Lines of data
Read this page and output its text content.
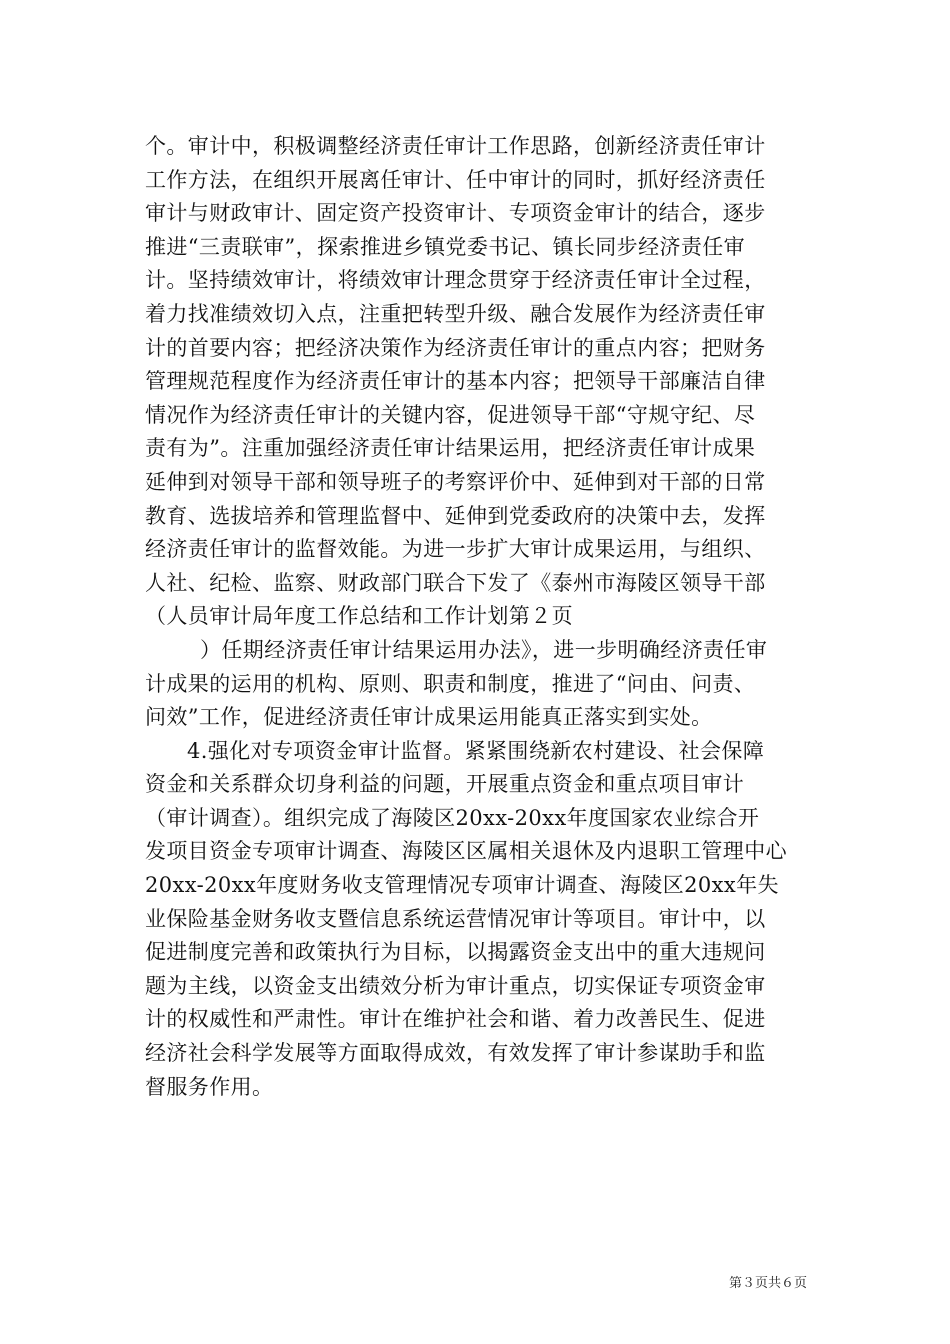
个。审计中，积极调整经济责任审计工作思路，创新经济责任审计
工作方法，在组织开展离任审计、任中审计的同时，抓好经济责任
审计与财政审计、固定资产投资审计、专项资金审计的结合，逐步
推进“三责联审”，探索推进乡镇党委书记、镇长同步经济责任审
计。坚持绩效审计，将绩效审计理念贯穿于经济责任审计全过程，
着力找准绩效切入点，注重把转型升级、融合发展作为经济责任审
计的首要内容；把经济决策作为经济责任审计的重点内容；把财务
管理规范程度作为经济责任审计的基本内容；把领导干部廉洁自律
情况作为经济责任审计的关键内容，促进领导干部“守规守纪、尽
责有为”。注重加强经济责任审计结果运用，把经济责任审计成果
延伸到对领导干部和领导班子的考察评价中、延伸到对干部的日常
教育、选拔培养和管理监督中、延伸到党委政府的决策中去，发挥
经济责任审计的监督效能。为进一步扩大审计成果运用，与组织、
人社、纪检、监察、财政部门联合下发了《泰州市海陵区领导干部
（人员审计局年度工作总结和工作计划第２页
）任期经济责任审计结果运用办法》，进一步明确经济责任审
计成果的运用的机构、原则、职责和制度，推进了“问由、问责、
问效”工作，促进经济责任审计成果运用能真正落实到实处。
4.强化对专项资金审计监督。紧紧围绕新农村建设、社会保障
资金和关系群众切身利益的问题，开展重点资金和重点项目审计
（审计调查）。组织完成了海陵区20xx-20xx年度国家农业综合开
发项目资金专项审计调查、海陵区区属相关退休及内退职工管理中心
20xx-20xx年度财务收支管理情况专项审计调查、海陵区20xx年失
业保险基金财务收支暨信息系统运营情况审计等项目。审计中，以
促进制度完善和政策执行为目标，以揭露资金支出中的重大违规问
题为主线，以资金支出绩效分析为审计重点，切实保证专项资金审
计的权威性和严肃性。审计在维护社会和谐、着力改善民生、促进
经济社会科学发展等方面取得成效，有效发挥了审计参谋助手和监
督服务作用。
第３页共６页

--

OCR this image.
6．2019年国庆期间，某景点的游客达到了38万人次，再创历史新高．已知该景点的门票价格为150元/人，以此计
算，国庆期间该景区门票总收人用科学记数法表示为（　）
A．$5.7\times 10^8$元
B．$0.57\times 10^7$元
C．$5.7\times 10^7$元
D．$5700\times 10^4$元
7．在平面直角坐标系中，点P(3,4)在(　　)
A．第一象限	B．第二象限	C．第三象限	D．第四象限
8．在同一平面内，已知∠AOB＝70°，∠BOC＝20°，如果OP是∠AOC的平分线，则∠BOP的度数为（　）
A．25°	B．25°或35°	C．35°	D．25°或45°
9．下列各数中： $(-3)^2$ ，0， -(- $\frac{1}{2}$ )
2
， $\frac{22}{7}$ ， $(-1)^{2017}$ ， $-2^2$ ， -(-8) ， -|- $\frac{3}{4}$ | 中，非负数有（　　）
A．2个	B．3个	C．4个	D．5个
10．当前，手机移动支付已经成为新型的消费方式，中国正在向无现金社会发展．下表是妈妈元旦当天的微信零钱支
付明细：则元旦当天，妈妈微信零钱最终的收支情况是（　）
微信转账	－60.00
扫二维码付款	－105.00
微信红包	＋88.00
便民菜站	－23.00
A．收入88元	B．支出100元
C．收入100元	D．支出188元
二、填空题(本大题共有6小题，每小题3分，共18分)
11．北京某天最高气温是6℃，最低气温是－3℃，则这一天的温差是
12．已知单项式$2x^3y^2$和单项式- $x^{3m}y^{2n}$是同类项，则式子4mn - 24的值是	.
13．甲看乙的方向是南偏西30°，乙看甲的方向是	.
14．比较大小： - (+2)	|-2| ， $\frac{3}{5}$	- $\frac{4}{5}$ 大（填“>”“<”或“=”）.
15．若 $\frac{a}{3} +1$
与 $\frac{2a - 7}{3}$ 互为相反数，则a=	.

Task directions
In the material above, show every line where the word "times" turns up.

Exercise result
A．$5.7\times 10^8$元
B．$0.57\times 10^7$元
C．$5.7\times 10^7$元
D．$5700\times 10^4$元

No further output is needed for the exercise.